Given task: Track down every line below that holds "laquelle" and copy it.

Items:
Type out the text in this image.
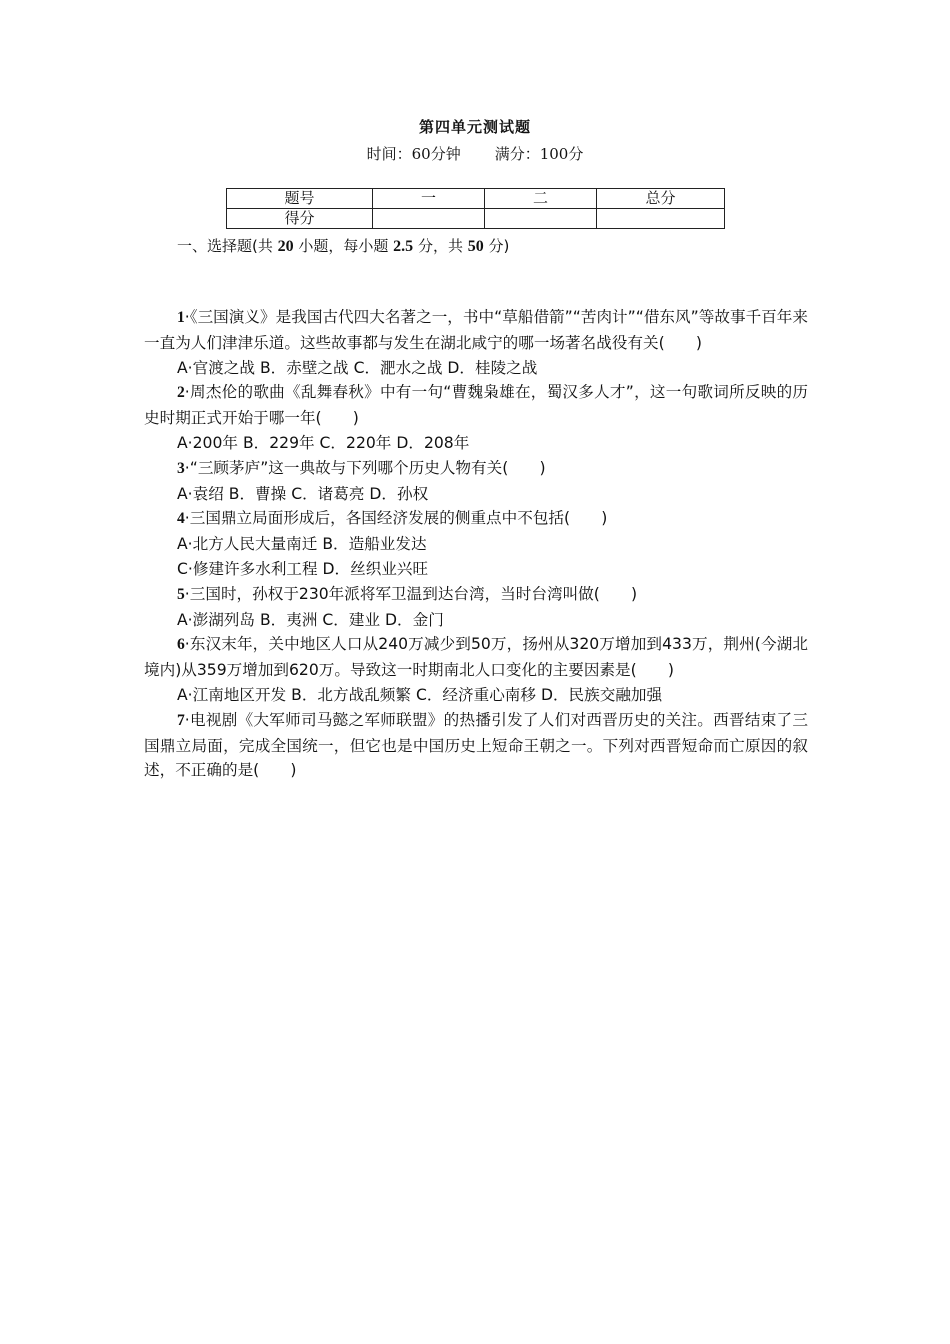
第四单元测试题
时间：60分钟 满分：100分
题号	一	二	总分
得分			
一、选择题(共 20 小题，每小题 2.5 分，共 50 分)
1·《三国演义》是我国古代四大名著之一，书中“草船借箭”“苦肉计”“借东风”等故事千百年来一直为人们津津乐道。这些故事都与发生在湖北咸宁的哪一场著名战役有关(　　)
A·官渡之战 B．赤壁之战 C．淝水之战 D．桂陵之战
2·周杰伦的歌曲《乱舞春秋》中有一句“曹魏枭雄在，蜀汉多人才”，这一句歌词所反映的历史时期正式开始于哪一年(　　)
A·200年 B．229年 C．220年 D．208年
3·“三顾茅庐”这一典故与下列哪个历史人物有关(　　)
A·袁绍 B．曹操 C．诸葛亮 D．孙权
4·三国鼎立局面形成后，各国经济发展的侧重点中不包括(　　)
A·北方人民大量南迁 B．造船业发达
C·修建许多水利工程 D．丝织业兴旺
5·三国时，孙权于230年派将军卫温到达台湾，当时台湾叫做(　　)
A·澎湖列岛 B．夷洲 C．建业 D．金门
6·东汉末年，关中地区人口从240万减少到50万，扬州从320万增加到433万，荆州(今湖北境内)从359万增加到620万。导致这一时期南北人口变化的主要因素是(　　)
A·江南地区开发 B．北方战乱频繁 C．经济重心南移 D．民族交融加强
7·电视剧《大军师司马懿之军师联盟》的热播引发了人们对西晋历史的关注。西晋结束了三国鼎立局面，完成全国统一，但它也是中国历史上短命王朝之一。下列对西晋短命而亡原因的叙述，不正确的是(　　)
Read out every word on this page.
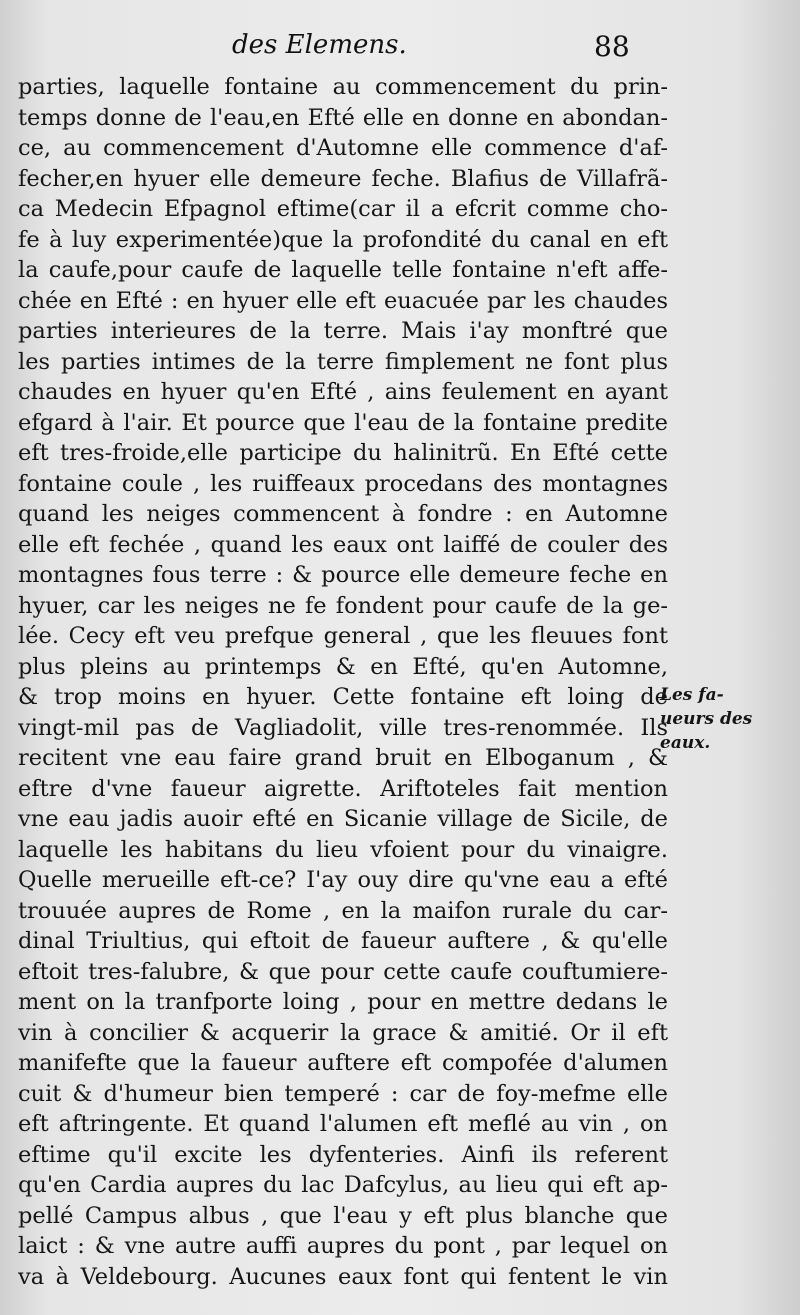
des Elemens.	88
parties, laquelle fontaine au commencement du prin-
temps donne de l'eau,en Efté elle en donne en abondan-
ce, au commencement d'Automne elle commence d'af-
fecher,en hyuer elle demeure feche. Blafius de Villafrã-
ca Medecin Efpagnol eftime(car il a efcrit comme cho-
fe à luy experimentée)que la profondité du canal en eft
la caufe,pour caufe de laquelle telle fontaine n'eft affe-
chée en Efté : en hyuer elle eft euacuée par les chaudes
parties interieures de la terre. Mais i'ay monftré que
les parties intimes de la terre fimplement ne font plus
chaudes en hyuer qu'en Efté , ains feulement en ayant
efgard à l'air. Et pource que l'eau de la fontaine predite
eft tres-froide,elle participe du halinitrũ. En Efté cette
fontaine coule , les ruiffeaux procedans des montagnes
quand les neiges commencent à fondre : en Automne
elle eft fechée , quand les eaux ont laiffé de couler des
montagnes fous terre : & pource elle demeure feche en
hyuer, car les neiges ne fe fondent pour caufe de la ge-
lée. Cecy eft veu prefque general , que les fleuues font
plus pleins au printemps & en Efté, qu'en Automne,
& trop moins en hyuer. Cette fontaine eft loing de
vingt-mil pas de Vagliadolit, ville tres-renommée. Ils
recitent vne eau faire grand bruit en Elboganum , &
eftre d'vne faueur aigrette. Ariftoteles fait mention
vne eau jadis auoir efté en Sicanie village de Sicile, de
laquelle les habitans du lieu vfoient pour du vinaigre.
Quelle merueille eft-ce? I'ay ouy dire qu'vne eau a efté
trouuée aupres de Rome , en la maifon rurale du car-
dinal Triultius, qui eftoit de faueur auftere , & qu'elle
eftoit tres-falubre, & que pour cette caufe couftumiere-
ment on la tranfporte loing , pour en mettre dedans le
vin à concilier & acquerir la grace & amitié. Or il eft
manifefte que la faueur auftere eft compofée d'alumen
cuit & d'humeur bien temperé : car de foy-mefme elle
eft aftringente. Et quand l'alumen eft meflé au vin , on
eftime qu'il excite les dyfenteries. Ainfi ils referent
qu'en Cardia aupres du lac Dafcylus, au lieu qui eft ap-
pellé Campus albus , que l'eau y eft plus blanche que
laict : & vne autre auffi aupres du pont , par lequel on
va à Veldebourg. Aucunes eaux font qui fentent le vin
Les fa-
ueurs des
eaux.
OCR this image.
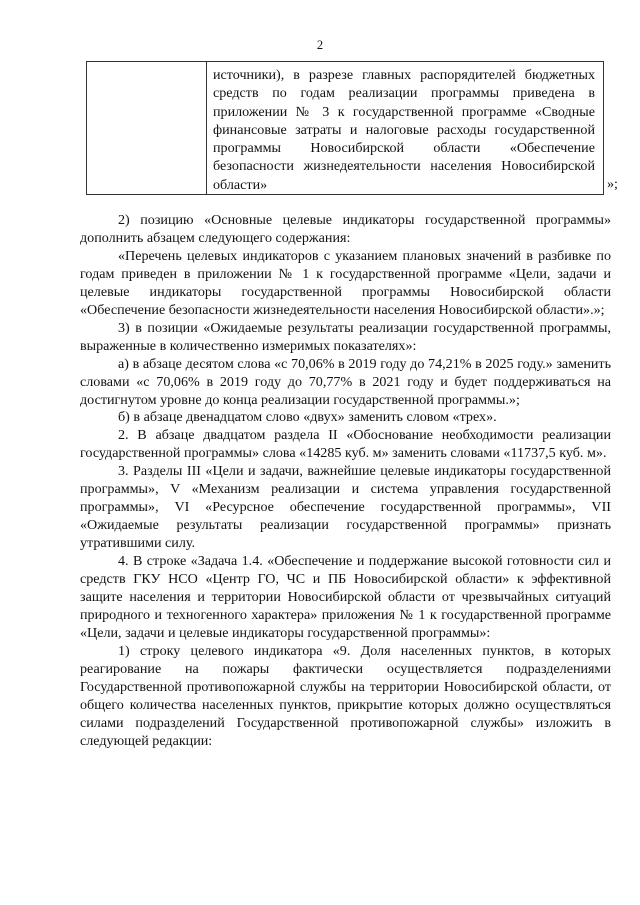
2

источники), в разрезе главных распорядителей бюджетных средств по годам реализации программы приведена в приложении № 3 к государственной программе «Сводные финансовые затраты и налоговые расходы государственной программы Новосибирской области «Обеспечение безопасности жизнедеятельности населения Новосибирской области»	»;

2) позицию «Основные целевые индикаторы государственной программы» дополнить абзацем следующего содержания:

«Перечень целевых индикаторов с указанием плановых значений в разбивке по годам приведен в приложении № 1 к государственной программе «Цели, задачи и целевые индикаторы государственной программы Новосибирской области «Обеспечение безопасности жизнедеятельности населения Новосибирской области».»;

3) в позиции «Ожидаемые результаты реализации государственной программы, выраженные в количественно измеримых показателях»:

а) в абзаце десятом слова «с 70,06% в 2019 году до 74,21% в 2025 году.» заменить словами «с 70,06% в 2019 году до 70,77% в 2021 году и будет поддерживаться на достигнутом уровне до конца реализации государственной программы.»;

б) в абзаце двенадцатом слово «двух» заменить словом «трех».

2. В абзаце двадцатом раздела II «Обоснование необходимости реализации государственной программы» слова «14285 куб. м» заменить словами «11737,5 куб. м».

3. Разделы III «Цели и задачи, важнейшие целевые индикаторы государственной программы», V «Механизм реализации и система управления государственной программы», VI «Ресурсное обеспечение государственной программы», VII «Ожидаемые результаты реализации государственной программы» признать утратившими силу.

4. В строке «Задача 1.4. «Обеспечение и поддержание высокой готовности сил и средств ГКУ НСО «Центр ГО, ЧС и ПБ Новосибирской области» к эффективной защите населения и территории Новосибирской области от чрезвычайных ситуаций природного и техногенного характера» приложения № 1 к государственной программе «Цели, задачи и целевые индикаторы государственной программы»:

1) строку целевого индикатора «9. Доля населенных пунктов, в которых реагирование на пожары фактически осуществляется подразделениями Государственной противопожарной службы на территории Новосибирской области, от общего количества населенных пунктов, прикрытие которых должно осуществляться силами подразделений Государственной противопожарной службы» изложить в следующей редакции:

Solution to this problem:
parties, laquelle fontaine au commencement du prin-
la caufe,pour caufe de laquelle telle fontaine n'eft affe-
laquelle les habitans du lieu vfoient pour du vinaigre.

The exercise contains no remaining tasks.